__What is asked__: Output the full listing below exactly as it reads, and skip anything that is a picture.

__Input for this task__:
-- BEGIN --

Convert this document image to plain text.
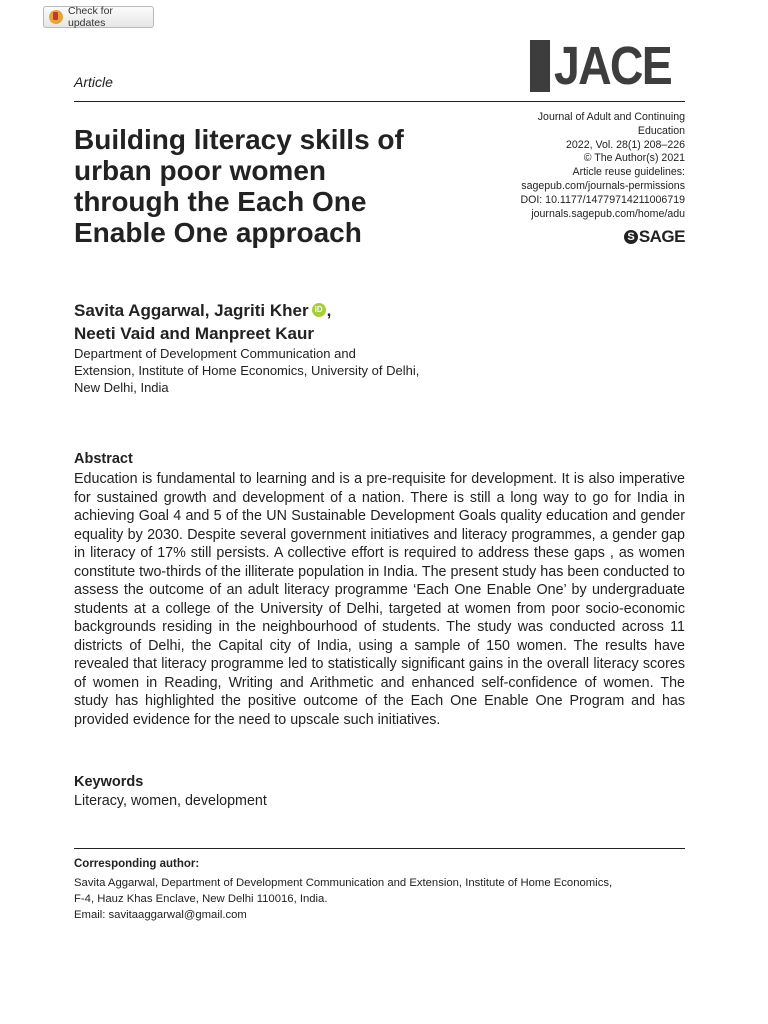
Check for updates
Article	JACE
Building literacy skills of urban poor women through the Each One Enable One approach
Journal of Adult and Continuing
Education
2022, Vol. 28(1) 208–226
© The Author(s) 2021
Article reuse guidelines:
sagepub.com/journals-permissions
DOI: 10.1177/14779714211006719
journals.sagepub.com/home/adu
S SAGE
Savita Aggarwal, Jagriti KheriD ,
Neeti Vaid and Manpreet Kaur
Department of Development Communication and
Extension, Institute of Home Economics, University of Delhi,
New Delhi, India
Abstract

Education is fundamental to learning and is a pre-requisite for development. It is also imperative for sustained growth and development of a nation. There is still a long way to go for India in achieving Goal 4 and 5 of the UN Sustainable Development Goals quality education and gender equality by 2030. Despite several government initiatives and literacy programmes, a gender gap in literacy of 17% still persists. A collective effort is required to address these gaps , as women constitute two-thirds of the illiterate population in India. The present study has been conducted to assess the outcome of an adult literacy programme ‘Each One Enable One’ by undergraduate students at a college of the University of Delhi, targeted at women from poor socio-economic backgrounds residing in the neighbourhood of students. The study was conducted across 11 districts of Delhi, the Capital city of India, using a sample of 150 women. The results have revealed that literacy programme led to statistically significant gains in the overall literacy scores of women in Reading, Writing and Arithmetic and enhanced self-confidence of women. The study has highlighted the positive outcome of the Each One Enable One Program and has provided evidence for the need to upscale such initiatives.

Keywords
Literacy, women, development
Corresponding author:
Savita Aggarwal, Department of Development Communication and Extension, Institute of Home Economics,
F-4, Hauz Khas Enclave, New Delhi 110016, India.
Email: savitaaggarwal@gmail.com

-- END --

__Result below__:
Convert this document image to plain text.
Check for updates
Article	JACE
Building literacy skills of urban poor women through the Each One Enable One approach
Journal of Adult and Continuing
Education
2022, Vol. 28(1) 208–226
© The Author(s) 2021
Article reuse guidelines:
sagepub.com/journals-permissions
DOI: 10.1177/14779714211006719
journals.sagepub.com/home/adu
S SAGE
Savita Aggarwal, Jagriti KheriD ,
Neeti Vaid and Manpreet Kaur
Department of Development Communication and
Extension, Institute of Home Economics, University of Delhi,
New Delhi, India
Abstract

Education is fundamental to learning and is a pre-requisite for development. It is also imperative for sustained growth and development of a nation. There is still a long way to go for India in achieving Goal 4 and 5 of the UN Sustainable Development Goals quality education and gender equality by 2030. Despite several government initiatives and literacy programmes, a gender gap in literacy of 17% still persists. A collective effort is required to address these gaps , as women constitute two-thirds of the illiterate population in India. The present study has been conducted to assess the outcome of an adult literacy programme ‘Each One Enable One’ by undergraduate students at a college of the University of Delhi, targeted at women from poor socio-economic backgrounds residing in the neighbourhood of students. The study was conducted across 11 districts of Delhi, the Capital city of India, using a sample of 150 women. The results have revealed that literacy programme led to statistically significant gains in the overall literacy scores of women in Reading, Writing and Arithmetic and enhanced self-confidence of women. The study has highlighted the positive outcome of the Each One Enable One Program and has provided evidence for the need to upscale such initiatives.

Keywords
Literacy, women, development
Corresponding author:
Savita Aggarwal, Department of Development Communication and Extension, Institute of Home Economics,
F-4, Hauz Khas Enclave, New Delhi 110016, India.
Email: savitaaggarwal@gmail.com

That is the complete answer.